Transcribe every entry word for word, leaving out all images.
START Supplied records
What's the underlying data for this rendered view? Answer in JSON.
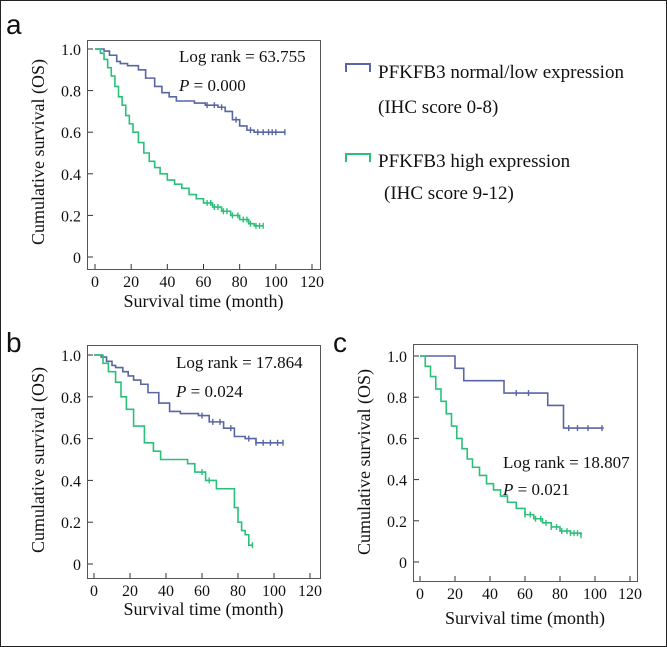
{
  "colors": {
    "low": "#5966a3",
    "high": "#2bc07a",
    "axis": "#333333",
    "frame": "#555555"
  },
  "legend": {
    "low_label": "PFKFB3 normal/low expression",
    "low_sub": "(IHC score 0-8)",
    "high_label": "PFKFB3 high expression",
    "high_sub": "(IHC score 9-12)"
  },
  "chart_data": [
    {
      "panel": "a",
      "type": "line",
      "title": "",
      "xlabel": "Survival time (month)",
      "ylabel": "Cumulative survival (OS)",
      "xlim": [
        0,
        120
      ],
      "ylim": [
        0,
        1.0
      ],
      "xticks": [
        "0",
        "20",
        "40",
        "60",
        "80",
        "100",
        "120"
      ],
      "yticks": [
        "0",
        "0.2",
        "0.4",
        "0.6",
        "0.8",
        "1.0"
      ],
      "annotation": {
        "stat": "Log rank = 63.755",
        "p_symbol": "P",
        "p_value": " = 0.000"
      },
      "series": [
        {
          "name": "PFKFB3 normal/low expression",
          "x": [
            0,
            5,
            8,
            12,
            14,
            18,
            21,
            24,
            28,
            33,
            37,
            41,
            45,
            50,
            55,
            61,
            68,
            72,
            76,
            80,
            84,
            88,
            105
          ],
          "y": [
            1.0,
            0.99,
            0.97,
            0.94,
            0.93,
            0.92,
            0.92,
            0.9,
            0.86,
            0.82,
            0.79,
            0.77,
            0.75,
            0.75,
            0.74,
            0.73,
            0.72,
            0.7,
            0.66,
            0.63,
            0.61,
            0.6,
            0.6
          ],
          "censor_x": [
            62,
            66,
            70,
            78,
            86,
            90,
            93,
            96,
            98,
            100,
            105
          ]
        },
        {
          "name": "PFKFB3 high expression",
          "x": [
            0,
            3,
            5,
            7,
            9,
            11,
            13,
            15,
            17,
            19,
            21,
            24,
            27,
            30,
            33,
            36,
            40,
            44,
            48,
            52,
            56,
            60,
            65,
            70,
            75,
            80,
            85,
            88,
            93
          ],
          "y": [
            1.0,
            0.98,
            0.95,
            0.91,
            0.87,
            0.82,
            0.77,
            0.73,
            0.68,
            0.64,
            0.6,
            0.55,
            0.5,
            0.46,
            0.43,
            0.4,
            0.37,
            0.35,
            0.33,
            0.3,
            0.28,
            0.26,
            0.24,
            0.22,
            0.2,
            0.18,
            0.16,
            0.15,
            0.15
          ],
          "censor_x": [
            62,
            64,
            66,
            68,
            71,
            73,
            76,
            79,
            82,
            84,
            86,
            89,
            91,
            93
          ]
        }
      ]
    },
    {
      "panel": "b",
      "type": "line",
      "title": "",
      "xlabel": "Survival time (month)",
      "ylabel": "Cumulative survival (OS)",
      "xlim": [
        0,
        120
      ],
      "ylim": [
        0,
        1.0
      ],
      "xticks": [
        "0",
        "20",
        "40",
        "60",
        "80",
        "100",
        "120"
      ],
      "yticks": [
        "0",
        "0.2",
        "0.4",
        "0.6",
        "0.8",
        "1.0"
      ],
      "annotation": {
        "stat": "Log rank = 17.864",
        "p_symbol": "P",
        "p_value": " = 0.024"
      },
      "series": [
        {
          "name": "PFKFB3 normal/low expression",
          "x": [
            0,
            4,
            7,
            10,
            12,
            16,
            19,
            22,
            26,
            30,
            36,
            42,
            48,
            54,
            58,
            64,
            72,
            78,
            84,
            90,
            105
          ],
          "y": [
            1.0,
            0.99,
            0.97,
            0.95,
            0.94,
            0.92,
            0.9,
            0.88,
            0.86,
            0.82,
            0.77,
            0.73,
            0.72,
            0.72,
            0.71,
            0.68,
            0.65,
            0.61,
            0.6,
            0.58,
            0.58
          ],
          "censor_x": [
            60,
            66,
            70,
            76,
            86,
            90,
            94,
            98,
            102,
            105
          ]
        },
        {
          "name": "PFKFB3 high expression",
          "x": [
            0,
            5,
            8,
            12,
            15,
            18,
            22,
            28,
            33,
            37,
            40,
            46,
            52,
            56,
            62,
            68,
            74,
            78,
            80,
            82,
            84,
            86,
            88
          ],
          "y": [
            1.0,
            0.96,
            0.92,
            0.87,
            0.8,
            0.74,
            0.66,
            0.58,
            0.54,
            0.5,
            0.5,
            0.5,
            0.48,
            0.44,
            0.4,
            0.36,
            0.36,
            0.27,
            0.2,
            0.16,
            0.14,
            0.09,
            0.09
          ],
          "censor_x": [
            60,
            64,
            88
          ]
        }
      ]
    },
    {
      "panel": "c",
      "type": "line",
      "title": "",
      "xlabel": "Survival time (month)",
      "ylabel": "Cumulative survival (OS)",
      "xlim": [
        0,
        120
      ],
      "ylim": [
        0,
        1.0
      ],
      "xticks": [
        "0",
        "20",
        "40",
        "60",
        "80",
        "100",
        "120"
      ],
      "yticks": [
        "0",
        "0.2",
        "0.4",
        "0.6",
        "0.8",
        "1.0"
      ],
      "annotation": {
        "stat": "Log rank = 18.807",
        "p_symbol": "P",
        "p_value": " = 0.021"
      },
      "series": [
        {
          "name": "PFKFB3 normal/low expression",
          "x": [
            0,
            20,
            25,
            48,
            73,
            82,
            105
          ],
          "y": [
            1.0,
            0.94,
            0.88,
            0.82,
            0.76,
            0.65,
            0.65
          ],
          "censor_x": [
            55,
            62,
            85,
            90,
            96,
            104
          ]
        },
        {
          "name": "PFKFB3 high expression",
          "x": [
            0,
            3,
            6,
            9,
            12,
            15,
            18,
            21,
            24,
            27,
            30,
            34,
            38,
            42,
            46,
            50,
            55,
            60,
            65,
            70,
            75,
            80,
            86,
            92
          ],
          "y": [
            1.0,
            0.95,
            0.9,
            0.84,
            0.78,
            0.72,
            0.66,
            0.6,
            0.55,
            0.5,
            0.46,
            0.42,
            0.38,
            0.35,
            0.32,
            0.29,
            0.26,
            0.23,
            0.21,
            0.19,
            0.17,
            0.15,
            0.14,
            0.13
          ],
          "censor_x": [
            60,
            63,
            66,
            69,
            72,
            75,
            78,
            81,
            84,
            86,
            88,
            90,
            92
          ]
        }
      ]
    }
  ]
}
END Supplied records
Output for this task >>
What's the underlying data for this rendered view? Answer in JSON.
{
  "colors": {
    "low": "#5966a3",
    "high": "#2bc07a",
    "axis": "#333333",
    "frame": "#555555"
  },
  "legend": {
    "low_label": "PFKFB3 normal/low expression",
    "low_sub": "(IHC score 0-8)",
    "high_label": "PFKFB3 high expression",
    "high_sub": "(IHC score 9-12)"
  },
  "chart_data": [
    {
      "panel": "a",
      "type": "line",
      "title": "",
      "xlabel": "Survival time (month)",
      "ylabel": "Cumulative survival (OS)",
      "xlim": [
        0,
        120
      ],
      "ylim": [
        0,
        1.0
      ],
      "xticks": [
        "0",
        "20",
        "40",
        "60",
        "80",
        "100",
        "120"
      ],
      "yticks": [
        "0",
        "0.2",
        "0.4",
        "0.6",
        "0.8",
        "1.0"
      ],
      "annotation": {
        "stat": "Log rank = 63.755",
        "p_symbol": "P",
        "p_value": " = 0.000"
      },
      "series": [
        {
          "name": "PFKFB3 normal/low expression",
          "x": [
            0,
            5,
            8,
            12,
            14,
            18,
            21,
            24,
            28,
            33,
            37,
            41,
            45,
            50,
            55,
            61,
            68,
            72,
            76,
            80,
            84,
            88,
            105
          ],
          "y": [
            1.0,
            0.99,
            0.97,
            0.94,
            0.93,
            0.92,
            0.92,
            0.9,
            0.86,
            0.82,
            0.79,
            0.77,
            0.75,
            0.75,
            0.74,
            0.73,
            0.72,
            0.7,
            0.66,
            0.63,
            0.61,
            0.6,
            0.6
          ],
          "censor_x": [
            62,
            66,
            70,
            78,
            86,
            90,
            93,
            96,
            98,
            100,
            105
          ]
        },
        {
          "name": "PFKFB3 high expression",
          "x": [
            0,
            3,
            5,
            7,
            9,
            11,
            13,
            15,
            17,
            19,
            21,
            24,
            27,
            30,
            33,
            36,
            40,
            44,
            48,
            52,
            56,
            60,
            65,
            70,
            75,
            80,
            85,
            88,
            93
          ],
          "y": [
            1.0,
            0.98,
            0.95,
            0.91,
            0.87,
            0.82,
            0.77,
            0.73,
            0.68,
            0.64,
            0.6,
            0.55,
            0.5,
            0.46,
            0.43,
            0.4,
            0.37,
            0.35,
            0.33,
            0.3,
            0.28,
            0.26,
            0.24,
            0.22,
            0.2,
            0.18,
            0.16,
            0.15,
            0.15
          ],
          "censor_x": [
            62,
            64,
            66,
            68,
            71,
            73,
            76,
            79,
            82,
            84,
            86,
            89,
            91,
            93
          ]
        }
      ]
    },
    {
      "panel": "b",
      "type": "line",
      "title": "",
      "xlabel": "Survival time (month)",
      "ylabel": "Cumulative survival (OS)",
      "xlim": [
        0,
        120
      ],
      "ylim": [
        0,
        1.0
      ],
      "xticks": [
        "0",
        "20",
        "40",
        "60",
        "80",
        "100",
        "120"
      ],
      "yticks": [
        "0",
        "0.2",
        "0.4",
        "0.6",
        "0.8",
        "1.0"
      ],
      "annotation": {
        "stat": "Log rank = 17.864",
        "p_symbol": "P",
        "p_value": " = 0.024"
      },
      "series": [
        {
          "name": "PFKFB3 normal/low expression",
          "x": [
            0,
            4,
            7,
            10,
            12,
            16,
            19,
            22,
            26,
            30,
            36,
            42,
            48,
            54,
            58,
            64,
            72,
            78,
            84,
            90,
            105
          ],
          "y": [
            1.0,
            0.99,
            0.97,
            0.95,
            0.94,
            0.92,
            0.9,
            0.88,
            0.86,
            0.82,
            0.77,
            0.73,
            0.72,
            0.72,
            0.71,
            0.68,
            0.65,
            0.61,
            0.6,
            0.58,
            0.58
          ],
          "censor_x": [
            60,
            66,
            70,
            76,
            86,
            90,
            94,
            98,
            102,
            105
          ]
        },
        {
          "name": "PFKFB3 high expression",
          "x": [
            0,
            5,
            8,
            12,
            15,
            18,
            22,
            28,
            33,
            37,
            40,
            46,
            52,
            56,
            62,
            68,
            74,
            78,
            80,
            82,
            84,
            86,
            88
          ],
          "y": [
            1.0,
            0.96,
            0.92,
            0.87,
            0.8,
            0.74,
            0.66,
            0.58,
            0.54,
            0.5,
            0.5,
            0.5,
            0.48,
            0.44,
            0.4,
            0.36,
            0.36,
            0.27,
            0.2,
            0.16,
            0.14,
            0.09,
            0.09
          ],
          "censor_x": [
            60,
            64,
            88
          ]
        }
      ]
    },
    {
      "panel": "c",
      "type": "line",
      "title": "",
      "xlabel": "Survival time (month)",
      "ylabel": "Cumulative survival (OS)",
      "xlim": [
        0,
        120
      ],
      "ylim": [
        0,
        1.0
      ],
      "xticks": [
        "0",
        "20",
        "40",
        "60",
        "80",
        "100",
        "120"
      ],
      "yticks": [
        "0",
        "0.2",
        "0.4",
        "0.6",
        "0.8",
        "1.0"
      ],
      "annotation": {
        "stat": "Log rank = 18.807",
        "p_symbol": "P",
        "p_value": " = 0.021"
      },
      "series": [
        {
          "name": "PFKFB3 normal/low expression",
          "x": [
            0,
            20,
            25,
            48,
            73,
            82,
            105
          ],
          "y": [
            1.0,
            0.94,
            0.88,
            0.82,
            0.76,
            0.65,
            0.65
          ],
          "censor_x": [
            55,
            62,
            85,
            90,
            96,
            104
          ]
        },
        {
          "name": "PFKFB3 high expression",
          "x": [
            0,
            3,
            6,
            9,
            12,
            15,
            18,
            21,
            24,
            27,
            30,
            34,
            38,
            42,
            46,
            50,
            55,
            60,
            65,
            70,
            75,
            80,
            86,
            92
          ],
          "y": [
            1.0,
            0.95,
            0.9,
            0.84,
            0.78,
            0.72,
            0.66,
            0.6,
            0.55,
            0.5,
            0.46,
            0.42,
            0.38,
            0.35,
            0.32,
            0.29,
            0.26,
            0.23,
            0.21,
            0.19,
            0.17,
            0.15,
            0.14,
            0.13
          ],
          "censor_x": [
            60,
            63,
            66,
            69,
            72,
            75,
            78,
            81,
            84,
            86,
            88,
            90,
            92
          ]
        }
      ]
    }
  ]
}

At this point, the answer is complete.